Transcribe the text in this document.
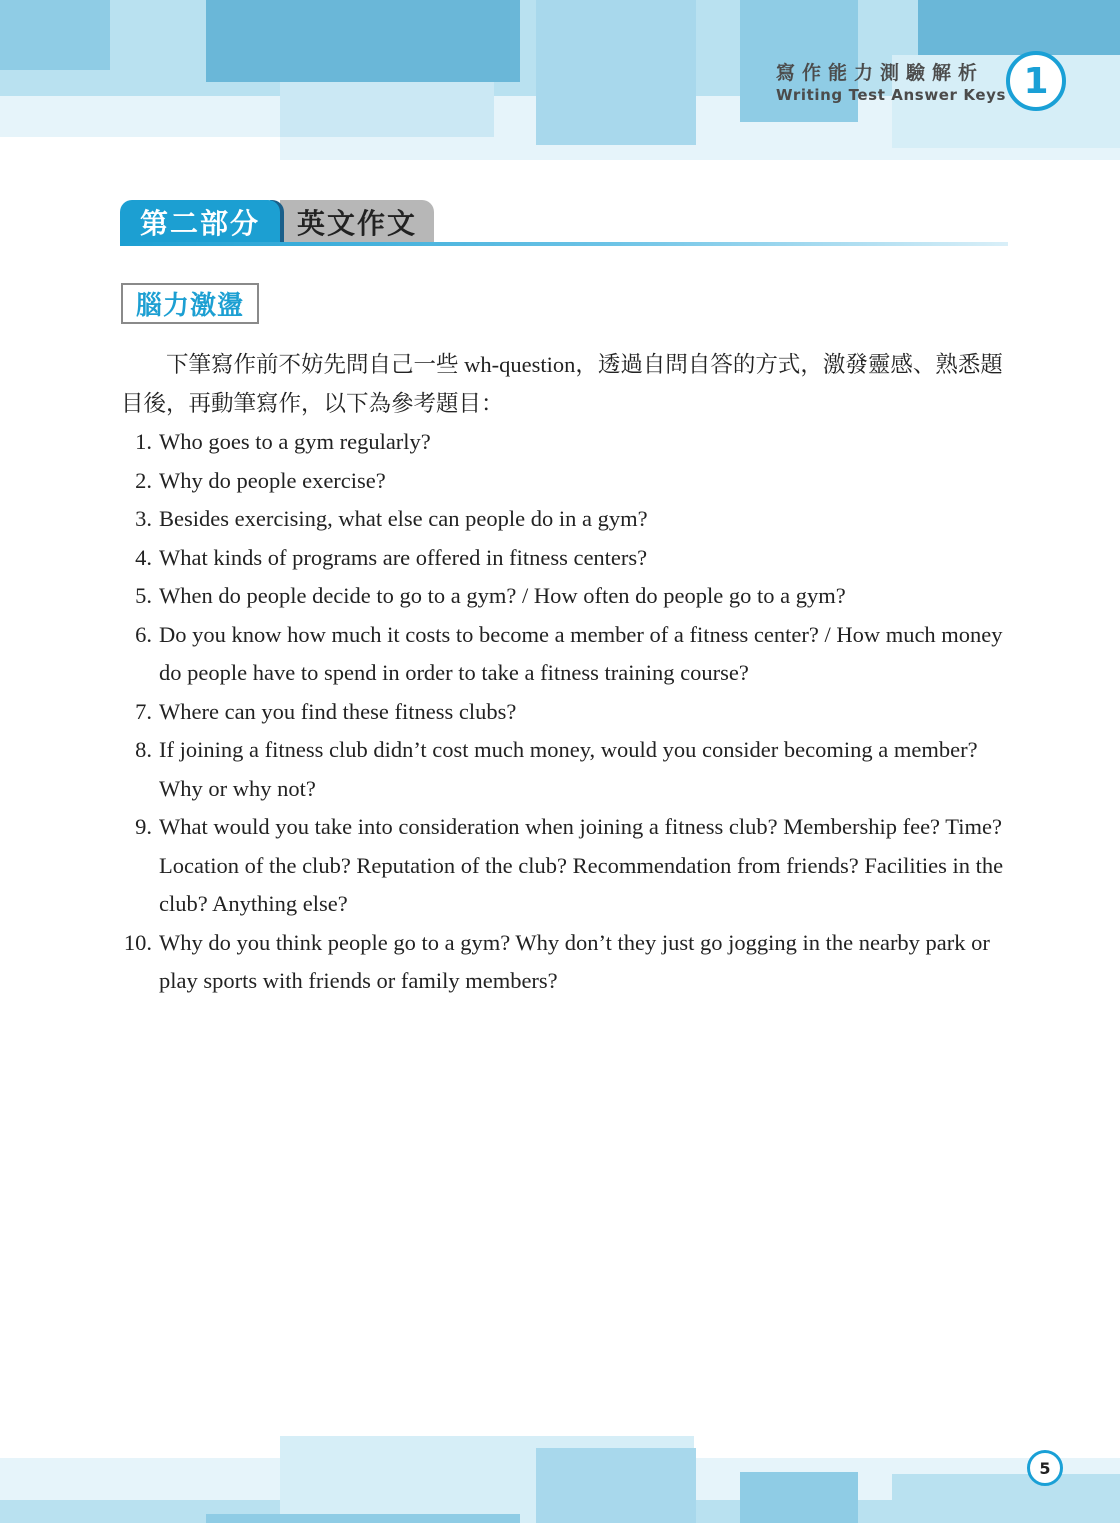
寫作能力測驗解析
Writing Test Answer Keys 1
英文作文
第二部分
腦力激盪

下筆寫作前不妨先問自己一些 wh-question，透過自問自答的方式，激發靈感、熟悉題目後，再動筆寫作，以下為參考題目：

1. Who goes to a gym regularly?
2. Why do people exercise?
3. Besides exercising, what else can people do in a gym?
4. What kinds of programs are offered in fitness centers?
5. When do people decide to go to a gym? / How often do people go to a gym?
6. Do you know how much it costs to become a member of a fitness center? / How much money do people have to spend in order to take a fitness training course?
7. Where can you find these fitness clubs?
8. If joining a fitness club didn’t cost much money, would you consider becoming a member? Why or why not?
9. What would you take into consideration when joining a fitness club? Membership fee? Time? Location of the club? Reputation of the club? Recommendation from friends? Facilities in the club? Anything else?
10. Why do you think people go to a gym? Why don’t they just go jogging in the nearby park or play sports with friends or family members?
5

####

Write out each entry exactly as given, but skip the pictures.

**RESULT:**
Transcribe the text in this document.
寫作能力測驗解析
Writing Test Answer Keys 1
英文作文
第二部分
腦力激盪

下筆寫作前不妨先問自己一些 wh-question，透過自問自答的方式，激發靈感、熟悉題目後，再動筆寫作，以下為參考題目：

1. Who goes to a gym regularly?
2. Why do people exercise?
3. Besides exercising, what else can people do in a gym?
4. What kinds of programs are offered in fitness centers?
5. When do people decide to go to a gym? / How often do people go to a gym?
6. Do you know how much it costs to become a member of a fitness center? / How much money do people have to spend in order to take a fitness training course?
7. Where can you find these fitness clubs?
8. If joining a fitness club didn’t cost much money, would you consider becoming a member? Why or why not?
9. What would you take into consideration when joining a fitness club? Membership fee? Time? Location of the club? Reputation of the club? Recommendation from friends? Facilities in the club? Anything else?
10. Why do you think people go to a gym? Why don’t they just go jogging in the nearby park or play sports with friends or family members?
5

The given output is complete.